(Dataset entries on figures)
▬▬▬▬▬▬▬▬▬▬

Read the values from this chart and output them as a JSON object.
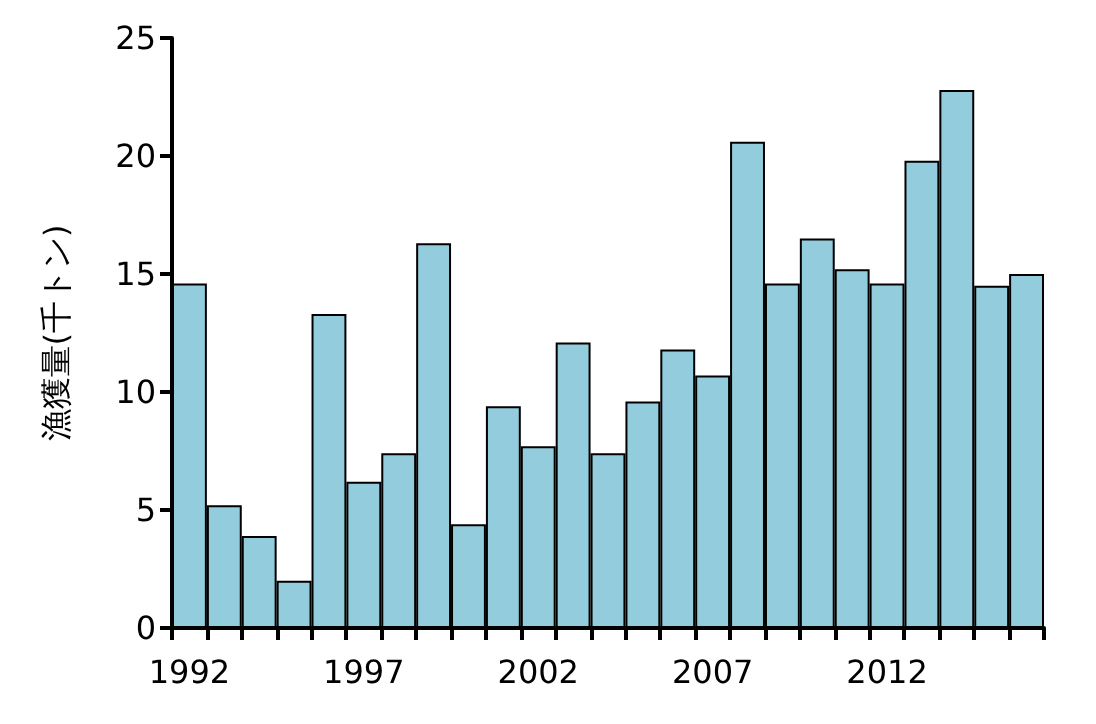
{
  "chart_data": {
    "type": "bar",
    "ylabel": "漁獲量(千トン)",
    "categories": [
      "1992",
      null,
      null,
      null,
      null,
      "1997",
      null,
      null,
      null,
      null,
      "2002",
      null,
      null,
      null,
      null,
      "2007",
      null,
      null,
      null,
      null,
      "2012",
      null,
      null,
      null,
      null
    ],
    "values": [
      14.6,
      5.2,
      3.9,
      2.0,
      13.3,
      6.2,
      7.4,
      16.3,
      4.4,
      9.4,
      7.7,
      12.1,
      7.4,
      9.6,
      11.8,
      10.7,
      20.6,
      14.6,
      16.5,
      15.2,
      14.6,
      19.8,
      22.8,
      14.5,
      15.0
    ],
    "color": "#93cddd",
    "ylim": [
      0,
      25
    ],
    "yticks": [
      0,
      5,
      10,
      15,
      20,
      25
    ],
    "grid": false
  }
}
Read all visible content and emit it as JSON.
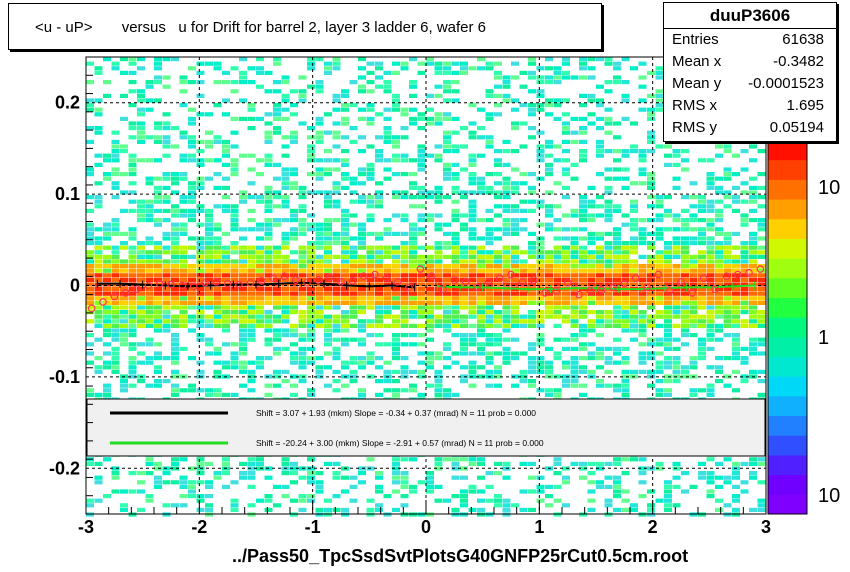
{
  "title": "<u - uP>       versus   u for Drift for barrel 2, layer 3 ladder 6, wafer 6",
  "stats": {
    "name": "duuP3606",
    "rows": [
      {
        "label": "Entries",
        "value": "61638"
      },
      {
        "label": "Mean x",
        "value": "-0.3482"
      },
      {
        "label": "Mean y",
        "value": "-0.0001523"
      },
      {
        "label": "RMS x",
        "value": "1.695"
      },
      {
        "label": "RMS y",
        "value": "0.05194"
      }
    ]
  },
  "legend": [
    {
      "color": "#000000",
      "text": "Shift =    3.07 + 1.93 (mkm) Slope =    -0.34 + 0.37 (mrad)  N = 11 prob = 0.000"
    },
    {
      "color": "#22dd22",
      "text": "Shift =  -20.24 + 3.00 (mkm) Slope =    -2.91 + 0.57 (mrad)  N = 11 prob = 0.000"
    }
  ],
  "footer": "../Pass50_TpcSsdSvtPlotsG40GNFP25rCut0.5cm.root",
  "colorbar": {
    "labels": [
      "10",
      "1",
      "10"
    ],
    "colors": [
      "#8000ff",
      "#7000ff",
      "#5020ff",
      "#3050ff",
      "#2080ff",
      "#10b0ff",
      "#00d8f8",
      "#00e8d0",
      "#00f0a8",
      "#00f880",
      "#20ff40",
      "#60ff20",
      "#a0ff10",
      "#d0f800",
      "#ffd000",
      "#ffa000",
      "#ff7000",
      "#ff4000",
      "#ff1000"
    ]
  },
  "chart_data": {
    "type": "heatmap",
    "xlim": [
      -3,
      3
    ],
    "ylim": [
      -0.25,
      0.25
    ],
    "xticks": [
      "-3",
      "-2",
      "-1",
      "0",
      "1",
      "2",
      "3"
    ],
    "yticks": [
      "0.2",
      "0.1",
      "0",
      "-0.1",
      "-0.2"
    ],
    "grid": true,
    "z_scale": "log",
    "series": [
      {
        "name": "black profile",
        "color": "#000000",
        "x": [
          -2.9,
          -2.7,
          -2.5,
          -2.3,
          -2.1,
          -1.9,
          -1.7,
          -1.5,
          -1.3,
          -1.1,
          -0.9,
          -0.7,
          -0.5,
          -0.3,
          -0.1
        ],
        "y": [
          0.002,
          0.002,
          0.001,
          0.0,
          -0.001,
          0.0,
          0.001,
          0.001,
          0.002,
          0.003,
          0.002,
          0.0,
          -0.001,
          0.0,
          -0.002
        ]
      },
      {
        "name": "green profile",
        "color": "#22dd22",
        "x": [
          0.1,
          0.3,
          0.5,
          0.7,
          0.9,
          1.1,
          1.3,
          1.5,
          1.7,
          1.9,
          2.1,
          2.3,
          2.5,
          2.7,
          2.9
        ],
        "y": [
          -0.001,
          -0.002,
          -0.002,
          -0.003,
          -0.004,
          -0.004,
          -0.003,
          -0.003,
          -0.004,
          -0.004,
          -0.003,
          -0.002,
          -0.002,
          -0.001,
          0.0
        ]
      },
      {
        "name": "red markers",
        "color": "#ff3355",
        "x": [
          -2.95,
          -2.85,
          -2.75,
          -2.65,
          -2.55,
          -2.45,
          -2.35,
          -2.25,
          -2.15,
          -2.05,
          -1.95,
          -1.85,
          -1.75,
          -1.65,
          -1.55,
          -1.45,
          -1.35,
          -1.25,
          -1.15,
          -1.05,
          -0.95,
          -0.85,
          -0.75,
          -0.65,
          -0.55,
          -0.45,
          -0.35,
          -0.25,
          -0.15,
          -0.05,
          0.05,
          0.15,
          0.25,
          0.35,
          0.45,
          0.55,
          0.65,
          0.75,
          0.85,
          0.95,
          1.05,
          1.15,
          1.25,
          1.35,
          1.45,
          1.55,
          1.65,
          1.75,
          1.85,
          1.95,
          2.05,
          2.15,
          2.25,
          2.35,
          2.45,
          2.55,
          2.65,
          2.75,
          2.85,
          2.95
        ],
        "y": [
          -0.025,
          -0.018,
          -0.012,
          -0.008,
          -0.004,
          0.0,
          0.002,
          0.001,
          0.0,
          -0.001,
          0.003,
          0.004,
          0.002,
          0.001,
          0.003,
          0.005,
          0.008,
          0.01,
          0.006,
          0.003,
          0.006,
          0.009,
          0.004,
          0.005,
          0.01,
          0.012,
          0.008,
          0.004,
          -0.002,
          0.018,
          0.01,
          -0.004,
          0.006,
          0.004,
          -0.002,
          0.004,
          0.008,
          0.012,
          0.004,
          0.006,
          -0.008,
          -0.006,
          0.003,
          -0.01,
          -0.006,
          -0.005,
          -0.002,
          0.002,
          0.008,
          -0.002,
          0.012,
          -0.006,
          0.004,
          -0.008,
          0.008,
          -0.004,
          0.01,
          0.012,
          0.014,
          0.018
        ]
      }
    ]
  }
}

▬▬▬▬▬▬▬▬▬▬

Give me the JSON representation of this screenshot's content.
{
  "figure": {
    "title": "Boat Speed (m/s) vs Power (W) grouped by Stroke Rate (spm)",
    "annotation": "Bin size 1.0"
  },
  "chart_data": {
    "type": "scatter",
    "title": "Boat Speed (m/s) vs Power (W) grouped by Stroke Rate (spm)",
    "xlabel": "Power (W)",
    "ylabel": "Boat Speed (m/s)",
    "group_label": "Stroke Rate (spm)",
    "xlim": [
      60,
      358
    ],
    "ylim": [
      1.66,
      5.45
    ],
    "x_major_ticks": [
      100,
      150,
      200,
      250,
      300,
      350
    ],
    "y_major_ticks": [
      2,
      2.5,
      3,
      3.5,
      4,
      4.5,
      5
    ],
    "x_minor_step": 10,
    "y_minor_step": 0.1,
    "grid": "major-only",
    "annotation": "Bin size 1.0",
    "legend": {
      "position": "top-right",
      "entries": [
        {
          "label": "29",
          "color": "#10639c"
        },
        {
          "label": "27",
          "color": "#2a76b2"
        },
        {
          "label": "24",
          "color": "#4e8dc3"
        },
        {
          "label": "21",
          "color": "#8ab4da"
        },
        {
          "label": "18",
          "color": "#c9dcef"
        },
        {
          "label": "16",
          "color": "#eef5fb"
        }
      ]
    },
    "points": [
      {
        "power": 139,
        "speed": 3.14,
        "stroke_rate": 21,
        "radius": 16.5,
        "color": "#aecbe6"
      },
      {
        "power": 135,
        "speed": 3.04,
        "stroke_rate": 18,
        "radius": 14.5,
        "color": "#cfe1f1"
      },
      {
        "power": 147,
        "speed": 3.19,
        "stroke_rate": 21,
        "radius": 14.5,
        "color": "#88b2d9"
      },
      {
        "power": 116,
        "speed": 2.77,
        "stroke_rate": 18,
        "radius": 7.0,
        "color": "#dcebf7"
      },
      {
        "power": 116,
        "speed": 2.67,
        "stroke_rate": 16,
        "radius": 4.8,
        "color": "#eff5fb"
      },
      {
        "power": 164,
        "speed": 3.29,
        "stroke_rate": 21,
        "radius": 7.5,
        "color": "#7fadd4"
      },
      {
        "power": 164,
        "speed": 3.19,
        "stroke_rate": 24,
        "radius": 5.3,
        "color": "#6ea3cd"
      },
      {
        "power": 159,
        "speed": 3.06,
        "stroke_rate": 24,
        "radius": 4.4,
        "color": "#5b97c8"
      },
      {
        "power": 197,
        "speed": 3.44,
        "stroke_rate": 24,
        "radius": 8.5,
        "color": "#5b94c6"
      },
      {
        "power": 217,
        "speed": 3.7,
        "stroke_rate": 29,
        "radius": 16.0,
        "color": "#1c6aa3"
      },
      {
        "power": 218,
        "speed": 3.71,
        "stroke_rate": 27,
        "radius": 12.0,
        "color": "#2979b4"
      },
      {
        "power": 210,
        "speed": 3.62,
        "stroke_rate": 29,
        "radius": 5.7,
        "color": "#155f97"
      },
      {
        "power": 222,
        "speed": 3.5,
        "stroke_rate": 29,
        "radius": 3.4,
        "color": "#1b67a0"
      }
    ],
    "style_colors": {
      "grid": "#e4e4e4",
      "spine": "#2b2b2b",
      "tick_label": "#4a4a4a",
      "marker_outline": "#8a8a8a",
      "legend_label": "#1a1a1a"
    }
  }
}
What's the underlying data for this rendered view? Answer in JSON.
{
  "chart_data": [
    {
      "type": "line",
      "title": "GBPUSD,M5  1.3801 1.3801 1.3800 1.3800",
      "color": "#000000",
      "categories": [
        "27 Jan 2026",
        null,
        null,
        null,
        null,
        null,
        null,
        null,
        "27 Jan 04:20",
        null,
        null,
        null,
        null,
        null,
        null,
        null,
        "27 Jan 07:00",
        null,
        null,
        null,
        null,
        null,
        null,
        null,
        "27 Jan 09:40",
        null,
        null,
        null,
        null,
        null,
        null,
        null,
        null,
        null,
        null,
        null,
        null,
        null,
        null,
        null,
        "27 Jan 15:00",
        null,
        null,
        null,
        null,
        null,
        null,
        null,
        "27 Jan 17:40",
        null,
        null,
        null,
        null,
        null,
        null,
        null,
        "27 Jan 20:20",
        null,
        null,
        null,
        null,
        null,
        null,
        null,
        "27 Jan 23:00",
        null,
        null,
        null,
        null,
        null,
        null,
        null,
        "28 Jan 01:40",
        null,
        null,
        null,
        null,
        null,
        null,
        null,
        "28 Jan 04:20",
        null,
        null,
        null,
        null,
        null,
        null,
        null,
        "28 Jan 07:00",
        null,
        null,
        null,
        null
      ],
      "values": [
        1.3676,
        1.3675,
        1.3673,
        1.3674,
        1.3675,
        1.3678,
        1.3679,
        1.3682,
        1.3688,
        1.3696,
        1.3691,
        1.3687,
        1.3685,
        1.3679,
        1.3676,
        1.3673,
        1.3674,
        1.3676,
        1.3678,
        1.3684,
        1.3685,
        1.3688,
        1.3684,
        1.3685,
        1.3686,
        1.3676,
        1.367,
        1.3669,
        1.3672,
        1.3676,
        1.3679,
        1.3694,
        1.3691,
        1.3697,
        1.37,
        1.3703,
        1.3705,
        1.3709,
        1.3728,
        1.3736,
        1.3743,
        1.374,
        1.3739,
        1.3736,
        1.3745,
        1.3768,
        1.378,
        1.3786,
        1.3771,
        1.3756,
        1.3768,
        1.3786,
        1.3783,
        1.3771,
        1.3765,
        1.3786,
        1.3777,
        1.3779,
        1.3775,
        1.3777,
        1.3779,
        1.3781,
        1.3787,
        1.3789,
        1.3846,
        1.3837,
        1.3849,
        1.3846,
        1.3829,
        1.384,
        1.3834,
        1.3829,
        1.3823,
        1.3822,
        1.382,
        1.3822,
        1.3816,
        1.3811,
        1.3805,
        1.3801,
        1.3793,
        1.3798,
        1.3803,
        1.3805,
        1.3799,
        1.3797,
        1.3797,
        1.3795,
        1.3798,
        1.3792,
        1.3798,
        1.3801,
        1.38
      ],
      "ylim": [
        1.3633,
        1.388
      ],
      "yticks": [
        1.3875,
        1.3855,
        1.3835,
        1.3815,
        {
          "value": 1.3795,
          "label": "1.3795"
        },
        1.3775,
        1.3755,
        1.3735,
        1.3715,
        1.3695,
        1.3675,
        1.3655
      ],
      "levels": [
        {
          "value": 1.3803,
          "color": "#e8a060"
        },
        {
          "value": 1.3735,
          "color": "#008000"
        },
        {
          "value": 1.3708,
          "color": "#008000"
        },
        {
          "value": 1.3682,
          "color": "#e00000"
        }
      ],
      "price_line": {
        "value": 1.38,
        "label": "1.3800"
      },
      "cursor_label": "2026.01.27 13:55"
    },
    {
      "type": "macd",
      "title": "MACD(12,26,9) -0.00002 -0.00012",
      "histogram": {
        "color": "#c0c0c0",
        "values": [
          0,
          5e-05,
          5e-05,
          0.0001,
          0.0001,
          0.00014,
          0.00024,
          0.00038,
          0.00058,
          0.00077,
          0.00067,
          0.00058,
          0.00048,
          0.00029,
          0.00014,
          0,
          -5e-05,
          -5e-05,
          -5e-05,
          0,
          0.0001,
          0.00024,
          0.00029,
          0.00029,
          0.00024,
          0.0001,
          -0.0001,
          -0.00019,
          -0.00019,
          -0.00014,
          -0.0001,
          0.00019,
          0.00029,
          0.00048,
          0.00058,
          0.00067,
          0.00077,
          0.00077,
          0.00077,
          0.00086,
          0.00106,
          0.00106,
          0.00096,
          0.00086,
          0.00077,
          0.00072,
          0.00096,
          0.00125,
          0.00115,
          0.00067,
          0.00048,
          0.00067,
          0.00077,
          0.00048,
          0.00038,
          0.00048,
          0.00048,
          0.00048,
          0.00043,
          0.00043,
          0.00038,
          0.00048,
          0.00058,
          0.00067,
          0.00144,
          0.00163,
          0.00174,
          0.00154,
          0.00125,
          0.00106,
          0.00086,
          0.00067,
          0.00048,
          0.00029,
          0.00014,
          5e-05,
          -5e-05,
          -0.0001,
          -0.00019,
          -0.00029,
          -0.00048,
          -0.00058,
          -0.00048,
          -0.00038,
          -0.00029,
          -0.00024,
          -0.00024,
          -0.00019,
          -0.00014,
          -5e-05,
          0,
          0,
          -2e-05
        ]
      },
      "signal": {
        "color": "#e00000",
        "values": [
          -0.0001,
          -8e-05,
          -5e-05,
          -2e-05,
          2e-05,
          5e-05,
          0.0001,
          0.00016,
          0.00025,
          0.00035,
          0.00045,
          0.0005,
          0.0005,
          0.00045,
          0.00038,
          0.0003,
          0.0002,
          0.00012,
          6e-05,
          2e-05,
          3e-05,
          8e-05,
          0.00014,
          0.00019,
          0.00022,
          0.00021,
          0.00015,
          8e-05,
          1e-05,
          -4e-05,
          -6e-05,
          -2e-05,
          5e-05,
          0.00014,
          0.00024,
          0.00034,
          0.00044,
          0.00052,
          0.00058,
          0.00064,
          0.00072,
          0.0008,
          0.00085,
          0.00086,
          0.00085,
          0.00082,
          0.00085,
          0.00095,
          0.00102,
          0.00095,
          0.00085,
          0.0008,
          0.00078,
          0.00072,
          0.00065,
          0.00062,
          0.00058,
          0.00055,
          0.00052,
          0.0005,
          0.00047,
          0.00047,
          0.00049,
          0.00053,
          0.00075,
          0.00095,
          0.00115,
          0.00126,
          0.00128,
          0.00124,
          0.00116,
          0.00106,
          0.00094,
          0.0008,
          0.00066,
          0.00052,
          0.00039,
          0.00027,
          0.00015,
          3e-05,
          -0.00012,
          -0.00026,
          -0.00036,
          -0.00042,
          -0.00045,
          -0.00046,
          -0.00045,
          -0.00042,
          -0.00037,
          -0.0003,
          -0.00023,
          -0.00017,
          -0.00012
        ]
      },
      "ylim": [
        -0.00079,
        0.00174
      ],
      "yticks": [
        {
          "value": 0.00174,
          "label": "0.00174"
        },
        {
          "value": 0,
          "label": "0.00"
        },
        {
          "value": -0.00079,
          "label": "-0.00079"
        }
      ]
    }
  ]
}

▬▬▬▬▬▬▬▬▬▬

Job:
Find every line holding the word "title"; give their count and nothing else.

Reply to the task:
5